[Source records]
--------------------------------

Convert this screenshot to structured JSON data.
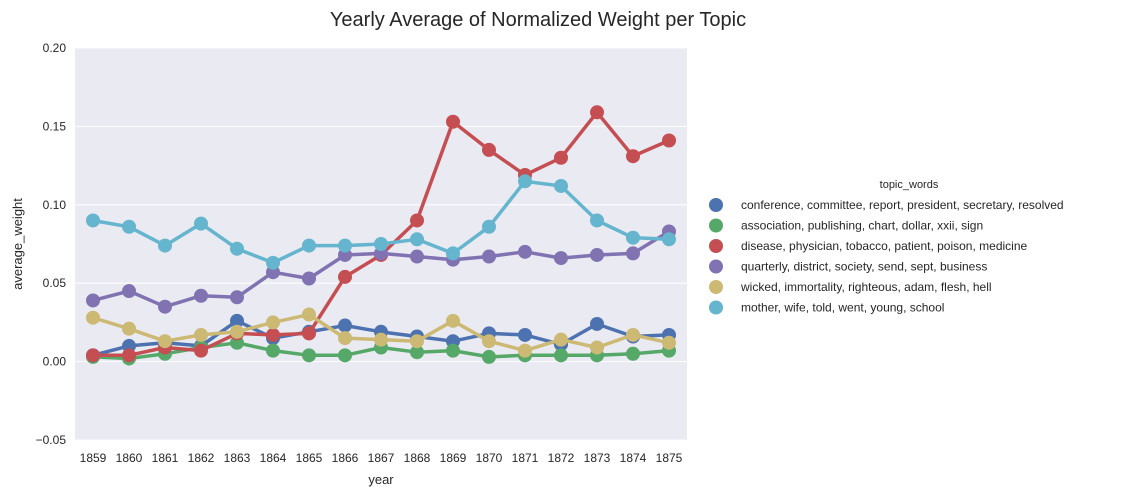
{
  "chart_data": {
    "type": "line",
    "title": "Yearly Average of Normalized Weight per Topic",
    "xlabel": "year",
    "ylabel": "average_weight",
    "categories": [
      "1859",
      "1860",
      "1861",
      "1862",
      "1863",
      "1864",
      "1865",
      "1866",
      "1867",
      "1868",
      "1869",
      "1870",
      "1871",
      "1872",
      "1873",
      "1874",
      "1875"
    ],
    "ylim": [
      -0.05,
      0.2
    ],
    "yticks": [
      -0.05,
      0.0,
      0.05,
      0.1,
      0.15,
      0.2
    ],
    "ytick_labels": [
      "−0.05",
      "0.00",
      "0.05",
      "0.10",
      "0.15",
      "0.20"
    ],
    "grid": true,
    "legend": {
      "title": "topic_words",
      "placement": "right"
    },
    "series": [
      {
        "name": "conference, committee, report, president, secretary, resolved",
        "color": "#4c72b0",
        "values": [
          0.004,
          0.01,
          0.012,
          0.01,
          0.026,
          0.015,
          0.019,
          0.023,
          0.019,
          0.016,
          0.013,
          0.018,
          0.017,
          0.011,
          0.024,
          0.016,
          0.017
        ]
      },
      {
        "name": "association, publishing, chart, dollar, xxii, sign",
        "color": "#55a868",
        "values": [
          0.003,
          0.002,
          0.005,
          0.009,
          0.012,
          0.007,
          0.004,
          0.004,
          0.009,
          0.006,
          0.007,
          0.003,
          0.004,
          0.004,
          0.004,
          0.005,
          0.007
        ]
      },
      {
        "name": "disease, physician, tobacco, patient, poison, medicine",
        "color": "#c44e52",
        "values": [
          0.004,
          0.004,
          0.009,
          0.007,
          0.018,
          0.017,
          0.018,
          0.054,
          0.068,
          0.09,
          0.153,
          0.135,
          0.119,
          0.13,
          0.159,
          0.131,
          0.141
        ]
      },
      {
        "name": "quarterly, district, society, send, sept, business",
        "color": "#8172b2",
        "values": [
          0.039,
          0.045,
          0.035,
          0.042,
          0.041,
          0.057,
          0.053,
          0.068,
          0.069,
          0.067,
          0.065,
          0.067,
          0.07,
          0.066,
          0.068,
          0.069,
          0.083
        ]
      },
      {
        "name": "wicked, immortality, righteous, adam, flesh, hell",
        "color": "#ccb974",
        "values": [
          0.028,
          0.021,
          0.013,
          0.017,
          0.019,
          0.025,
          0.03,
          0.015,
          0.014,
          0.013,
          0.026,
          0.013,
          0.007,
          0.014,
          0.009,
          0.017,
          0.012
        ]
      },
      {
        "name": "mother, wife, told, went, young, school",
        "color": "#64b5cd",
        "values": [
          0.09,
          0.086,
          0.074,
          0.088,
          0.072,
          0.063,
          0.074,
          0.074,
          0.075,
          0.078,
          0.069,
          0.086,
          0.115,
          0.112,
          0.09,
          0.079,
          0.078
        ]
      }
    ]
  }
}
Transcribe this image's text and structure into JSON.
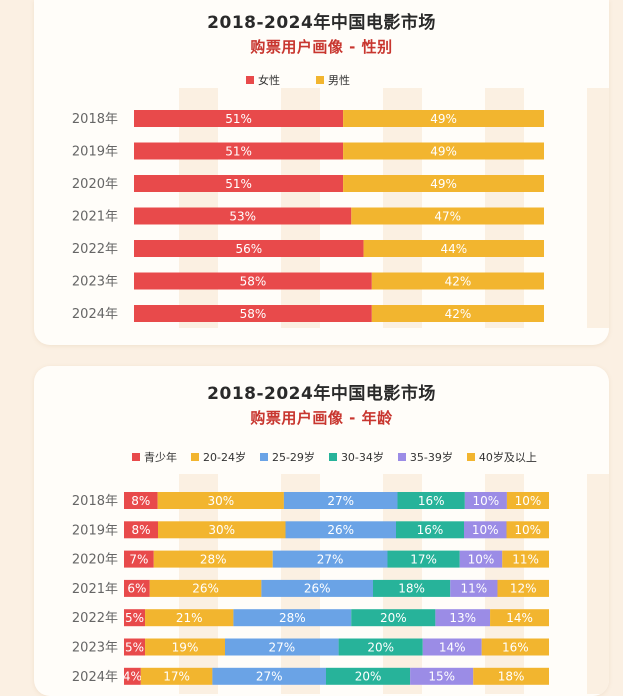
{
  "colors": {
    "female": "#e84a4b",
    "male": "#f2b52f",
    "age_teen": "#e84a4b",
    "age_20_24": "#f2b52f",
    "age_25_29": "#6aa3e6",
    "age_30_34": "#27b39a",
    "age_35_39": "#9b8ce6",
    "age_40_plus": "#f2b52f"
  },
  "chart_data": [
    {
      "type": "bar",
      "orientation": "horizontal",
      "stacked": true,
      "title": "2018-2024年中国电影市场",
      "subtitle": "购票用户画像 - 性别",
      "categories": [
        "2018年",
        "2019年",
        "2020年",
        "2021年",
        "2022年",
        "2023年",
        "2024年"
      ],
      "series": [
        {
          "name": "女性",
          "values": [
            51,
            51,
            51,
            53,
            56,
            58,
            58
          ]
        },
        {
          "name": "男性",
          "values": [
            49,
            49,
            49,
            47,
            44,
            42,
            42
          ]
        }
      ],
      "value_suffix": "%",
      "legend_position": "top"
    },
    {
      "type": "bar",
      "orientation": "horizontal",
      "stacked": true,
      "title": "2018-2024年中国电影市场",
      "subtitle": "购票用户画像 - 年龄",
      "categories": [
        "2018年",
        "2019年",
        "2020年",
        "2021年",
        "2022年",
        "2023年",
        "2024年"
      ],
      "series": [
        {
          "name": "青少年",
          "values": [
            8,
            8,
            7,
            6,
            5,
            5,
            4
          ],
          "labels": [
            "8%",
            "8%",
            "7%",
            "6%",
            "5%",
            "5%",
            "4%"
          ]
        },
        {
          "name": "20-24岁",
          "values": [
            30,
            30,
            28,
            26,
            21,
            19,
            17
          ]
        },
        {
          "name": "25-29岁",
          "values": [
            27,
            26,
            27,
            26,
            28,
            27,
            27
          ]
        },
        {
          "name": "30-34岁",
          "values": [
            16,
            16,
            17,
            18,
            20,
            20,
            20
          ]
        },
        {
          "name": "35-39岁",
          "values": [
            10,
            10,
            10,
            11,
            13,
            14,
            15
          ]
        },
        {
          "name": "40岁及以上",
          "values": [
            10,
            10,
            11,
            12,
            14,
            16,
            18
          ]
        }
      ],
      "value_suffix": "%",
      "legend_position": "top"
    }
  ]
}
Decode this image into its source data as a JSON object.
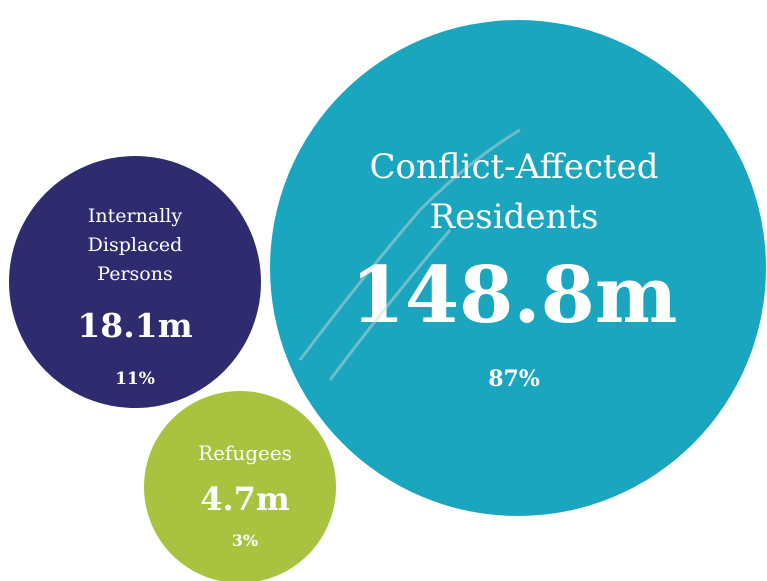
{
  "chart_data": {
    "type": "bubble",
    "title": "",
    "series": [
      {
        "name": "Conflict-Affected Residents",
        "label_lines": [
          "Conflict-Affected",
          "Residents"
        ],
        "value": 148.8,
        "value_label": "148.8m",
        "share_label": "87%",
        "color": "#1aa6bf"
      },
      {
        "name": "Internally Displaced Persons",
        "label_lines": [
          "Internally",
          "Displaced",
          "Persons"
        ],
        "value": 18.1,
        "value_label": "18.1m",
        "share_label": "11%",
        "color": "#2e2c6e"
      },
      {
        "name": "Refugees",
        "label_lines": [
          "Refugees"
        ],
        "value": 4.7,
        "value_label": "4.7m",
        "share_label": "3%",
        "color": "#a9c23f"
      }
    ]
  }
}
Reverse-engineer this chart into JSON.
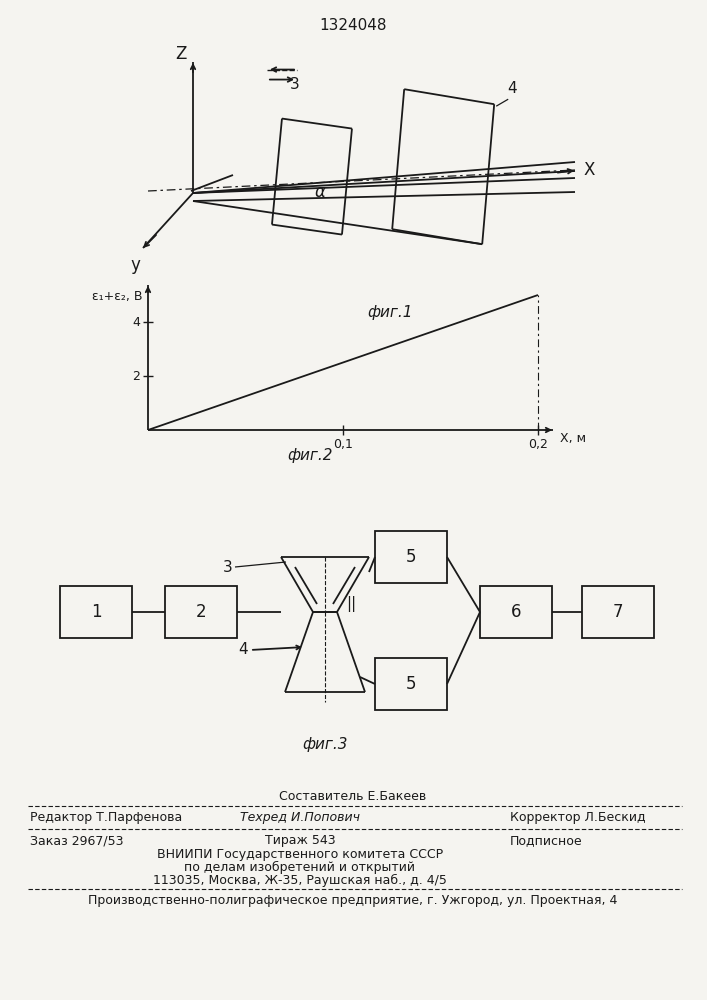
{
  "title": "1324048",
  "bg_color": "#f5f4f0",
  "fig1_label": "фиг.1",
  "fig2_label": "фиг.2",
  "fig3_label": "фиг.3"
}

--------------------------------

TO BE DONE
Write down exactly the lines running from the line with "Reverse-engineer this chart into JSON." through the end of the material, both ends included, and none of the pictures.

FULL SOLUTION
Reverse-engineer this chart into JSON.
{
  "title": "1324048",
  "bg_color": "#f5f4f0",
  "fig1_label": "фиг.1",
  "fig2_label": "фиг.2",
  "fig3_label": "фиг.3"
}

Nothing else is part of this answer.